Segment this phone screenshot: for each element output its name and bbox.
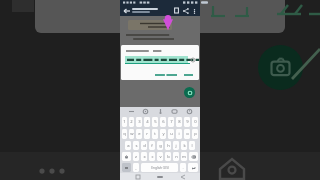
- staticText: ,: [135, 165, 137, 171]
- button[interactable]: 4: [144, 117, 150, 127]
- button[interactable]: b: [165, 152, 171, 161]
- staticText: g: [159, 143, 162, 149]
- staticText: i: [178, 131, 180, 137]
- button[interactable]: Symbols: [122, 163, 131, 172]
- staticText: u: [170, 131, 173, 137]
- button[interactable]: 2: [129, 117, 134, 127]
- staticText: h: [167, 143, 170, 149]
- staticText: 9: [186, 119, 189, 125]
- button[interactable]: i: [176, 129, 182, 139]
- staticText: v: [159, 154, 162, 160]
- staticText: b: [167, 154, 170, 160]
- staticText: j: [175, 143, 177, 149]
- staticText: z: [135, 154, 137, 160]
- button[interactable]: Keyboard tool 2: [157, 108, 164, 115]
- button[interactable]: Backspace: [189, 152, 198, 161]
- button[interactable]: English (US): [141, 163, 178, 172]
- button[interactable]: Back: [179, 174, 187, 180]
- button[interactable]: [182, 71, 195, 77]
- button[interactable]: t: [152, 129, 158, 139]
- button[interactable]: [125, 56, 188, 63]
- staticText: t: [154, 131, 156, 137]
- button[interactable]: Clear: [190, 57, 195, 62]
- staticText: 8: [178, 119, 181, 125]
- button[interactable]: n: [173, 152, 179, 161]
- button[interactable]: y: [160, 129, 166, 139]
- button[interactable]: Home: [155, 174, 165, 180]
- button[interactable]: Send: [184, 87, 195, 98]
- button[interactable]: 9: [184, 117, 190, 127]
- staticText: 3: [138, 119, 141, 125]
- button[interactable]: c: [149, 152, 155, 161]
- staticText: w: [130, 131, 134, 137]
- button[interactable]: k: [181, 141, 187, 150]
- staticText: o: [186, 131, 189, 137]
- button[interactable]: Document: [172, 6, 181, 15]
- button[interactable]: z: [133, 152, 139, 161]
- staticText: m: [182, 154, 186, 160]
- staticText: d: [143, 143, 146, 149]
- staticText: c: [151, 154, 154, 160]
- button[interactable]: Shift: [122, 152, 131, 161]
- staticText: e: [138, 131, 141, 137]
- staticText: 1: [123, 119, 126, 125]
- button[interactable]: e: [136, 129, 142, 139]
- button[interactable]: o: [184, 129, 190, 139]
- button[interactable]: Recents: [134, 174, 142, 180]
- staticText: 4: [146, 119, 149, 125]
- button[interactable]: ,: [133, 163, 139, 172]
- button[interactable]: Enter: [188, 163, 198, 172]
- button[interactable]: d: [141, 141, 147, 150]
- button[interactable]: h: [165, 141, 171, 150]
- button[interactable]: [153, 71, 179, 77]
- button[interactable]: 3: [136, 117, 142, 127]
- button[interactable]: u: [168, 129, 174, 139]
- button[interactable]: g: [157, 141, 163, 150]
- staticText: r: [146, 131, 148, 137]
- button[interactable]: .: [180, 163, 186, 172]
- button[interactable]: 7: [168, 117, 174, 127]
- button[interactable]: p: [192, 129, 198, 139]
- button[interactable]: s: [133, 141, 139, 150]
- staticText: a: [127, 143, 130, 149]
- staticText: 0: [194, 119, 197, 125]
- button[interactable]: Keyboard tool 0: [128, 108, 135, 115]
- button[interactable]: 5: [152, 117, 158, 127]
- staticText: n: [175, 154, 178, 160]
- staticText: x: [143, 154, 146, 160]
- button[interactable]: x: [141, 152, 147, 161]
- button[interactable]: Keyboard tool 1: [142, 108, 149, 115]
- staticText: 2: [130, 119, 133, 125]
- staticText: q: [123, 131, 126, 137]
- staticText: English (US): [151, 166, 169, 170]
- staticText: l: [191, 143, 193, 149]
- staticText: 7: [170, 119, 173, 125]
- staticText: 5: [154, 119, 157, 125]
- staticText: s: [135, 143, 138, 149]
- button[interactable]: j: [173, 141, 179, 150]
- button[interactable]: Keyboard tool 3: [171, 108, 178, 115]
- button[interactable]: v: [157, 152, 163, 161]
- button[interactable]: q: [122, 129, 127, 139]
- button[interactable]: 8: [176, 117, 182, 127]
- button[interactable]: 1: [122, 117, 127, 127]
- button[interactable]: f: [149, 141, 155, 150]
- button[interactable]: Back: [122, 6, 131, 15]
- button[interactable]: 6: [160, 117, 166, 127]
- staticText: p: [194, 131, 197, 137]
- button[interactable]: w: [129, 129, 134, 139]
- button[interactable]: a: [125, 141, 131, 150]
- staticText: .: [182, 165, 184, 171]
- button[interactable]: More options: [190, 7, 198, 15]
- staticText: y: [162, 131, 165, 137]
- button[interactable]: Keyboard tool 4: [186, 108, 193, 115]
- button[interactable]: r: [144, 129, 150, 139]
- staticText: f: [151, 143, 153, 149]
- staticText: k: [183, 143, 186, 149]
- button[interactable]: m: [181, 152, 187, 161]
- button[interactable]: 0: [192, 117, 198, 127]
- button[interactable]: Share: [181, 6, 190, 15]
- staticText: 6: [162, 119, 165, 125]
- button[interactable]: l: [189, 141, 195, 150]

* * * *

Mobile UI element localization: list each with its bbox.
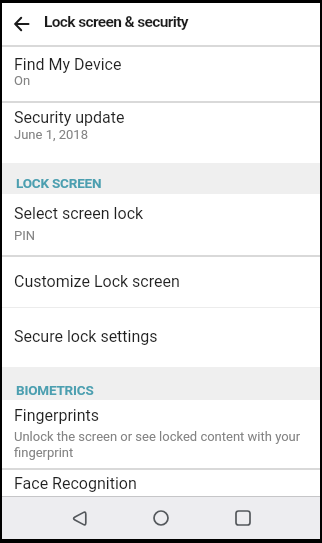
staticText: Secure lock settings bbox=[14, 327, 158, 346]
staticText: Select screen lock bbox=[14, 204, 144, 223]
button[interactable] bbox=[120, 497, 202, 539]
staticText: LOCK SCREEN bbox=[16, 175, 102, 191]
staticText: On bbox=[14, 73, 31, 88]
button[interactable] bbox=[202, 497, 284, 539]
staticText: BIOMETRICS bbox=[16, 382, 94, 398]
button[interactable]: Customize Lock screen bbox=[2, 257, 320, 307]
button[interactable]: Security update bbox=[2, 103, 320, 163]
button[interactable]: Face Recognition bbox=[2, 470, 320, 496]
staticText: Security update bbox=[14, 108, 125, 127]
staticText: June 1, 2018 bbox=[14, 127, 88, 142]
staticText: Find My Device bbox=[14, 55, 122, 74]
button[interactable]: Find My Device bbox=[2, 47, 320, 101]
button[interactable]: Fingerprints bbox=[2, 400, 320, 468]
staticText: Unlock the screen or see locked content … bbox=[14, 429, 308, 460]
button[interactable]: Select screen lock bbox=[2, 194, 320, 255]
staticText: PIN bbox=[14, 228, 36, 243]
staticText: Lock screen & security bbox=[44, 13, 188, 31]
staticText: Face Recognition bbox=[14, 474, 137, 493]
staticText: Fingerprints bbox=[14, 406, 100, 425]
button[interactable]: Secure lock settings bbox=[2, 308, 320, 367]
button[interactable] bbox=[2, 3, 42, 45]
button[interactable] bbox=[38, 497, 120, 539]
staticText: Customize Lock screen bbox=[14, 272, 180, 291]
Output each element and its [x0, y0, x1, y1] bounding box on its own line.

* * * *

> [Task brief]
Copy the listing lines unchanged, beginning with the line containing "- staticText: ,: [135, 165, 137, 171]" and continuing through the line containing "- button[interactable]: [125, 56, 188, 63]", including both of those lines.

> [Output of the exercise]
- staticText: ,: [135, 165, 137, 171]
- button[interactable]: 4: [144, 117, 150, 127]
- button[interactable]: b: [165, 152, 171, 161]
- staticText: g: [159, 143, 162, 149]
- staticText: i: [178, 131, 180, 137]
- button[interactable]: Symbols: [122, 163, 131, 172]
- staticText: u: [170, 131, 173, 137]
- button[interactable]: 2: [129, 117, 134, 127]
- staticText: h: [167, 143, 170, 149]
- staticText: 9: [186, 119, 189, 125]
- button[interactable]: i: [176, 129, 182, 139]
- staticText: v: [159, 154, 162, 160]
- staticText: b: [167, 154, 170, 160]
- staticText: j: [175, 143, 177, 149]
- staticText: z: [135, 154, 137, 160]
- button[interactable]: Keyboard tool 2: [157, 108, 164, 115]
- button[interactable]: Backspace: [189, 152, 198, 161]
- button[interactable]: English (US): [141, 163, 178, 172]
- button[interactable]: Back: [179, 174, 187, 180]
- button[interactable]: [182, 71, 195, 77]
- button[interactable]: t: [152, 129, 158, 139]
- button[interactable]: [125, 56, 188, 63]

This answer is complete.